• TO BE DONE
Of all the lines in the records, how many hold the word "Просмотр"? Answer with the number only.

──────── DATASET EXCERPTS

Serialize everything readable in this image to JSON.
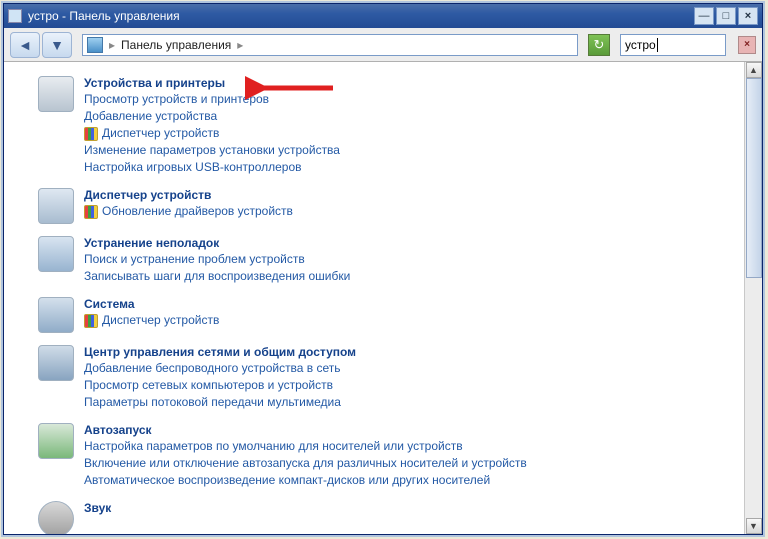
{
  "window": {
    "title": "устро - Панель управления",
    "min_label": "—",
    "max_label": "□",
    "close_label": "×"
  },
  "addressbar": {
    "back_glyph": "◄",
    "fwd_glyph": "▼",
    "breadcrumb_text": "Панель управления",
    "breadcrumb_sep1": "▸",
    "breadcrumb_sep2": "▸",
    "refresh_glyph": "↻",
    "search_value": "устро",
    "search_close_glyph": "×"
  },
  "categories": [
    {
      "title": "Устройства и принтеры",
      "icon": "printer",
      "links": [
        {
          "text": "Просмотр устройств и принтеров",
          "icon": null
        },
        {
          "text": "Добавление устройства",
          "icon": null
        },
        {
          "text": "Диспетчер устройств",
          "icon": "shield"
        },
        {
          "text": "Изменение параметров установки устройства",
          "icon": null
        },
        {
          "text": "Настройка игровых USB-контроллеров",
          "icon": null
        }
      ]
    },
    {
      "title": "Диспетчер устройств",
      "icon": "devmgr",
      "links": [
        {
          "text": "Обновление драйверов устройств",
          "icon": "shield"
        }
      ]
    },
    {
      "title": "Устранение неполадок",
      "icon": "trouble",
      "links": [
        {
          "text": "Поиск и устранение проблем устройств",
          "icon": null
        },
        {
          "text": "Записывать шаги для воспроизведения ошибки",
          "icon": null
        }
      ]
    },
    {
      "title": "Система",
      "icon": "system",
      "links": [
        {
          "text": "Диспетчер устройств",
          "icon": "shield"
        }
      ]
    },
    {
      "title": "Центр управления сетями и общим доступом",
      "icon": "network",
      "links": [
        {
          "text": "Добавление беспроводного устройства в сеть",
          "icon": null
        },
        {
          "text": "Просмотр сетевых компьютеров и устройств",
          "icon": null
        },
        {
          "text": "Параметры потоковой передачи мультимедиа",
          "icon": null
        }
      ]
    },
    {
      "title": "Автозапуск",
      "icon": "autoplay",
      "links": [
        {
          "text": "Настройка параметров по умолчанию для носителей или устройств",
          "icon": null
        },
        {
          "text": "Включение или отключение автозапуска для различных носителей и устройств",
          "icon": null
        },
        {
          "text": "Автоматическое воспроизведение компакт-дисков или других носителей",
          "icon": null
        }
      ]
    },
    {
      "title": "Звук",
      "icon": "sound",
      "links": []
    }
  ],
  "scrollbar": {
    "up_glyph": "▲",
    "down_glyph": "▼"
  }
}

────────────────

• ANSWER IN FULL
2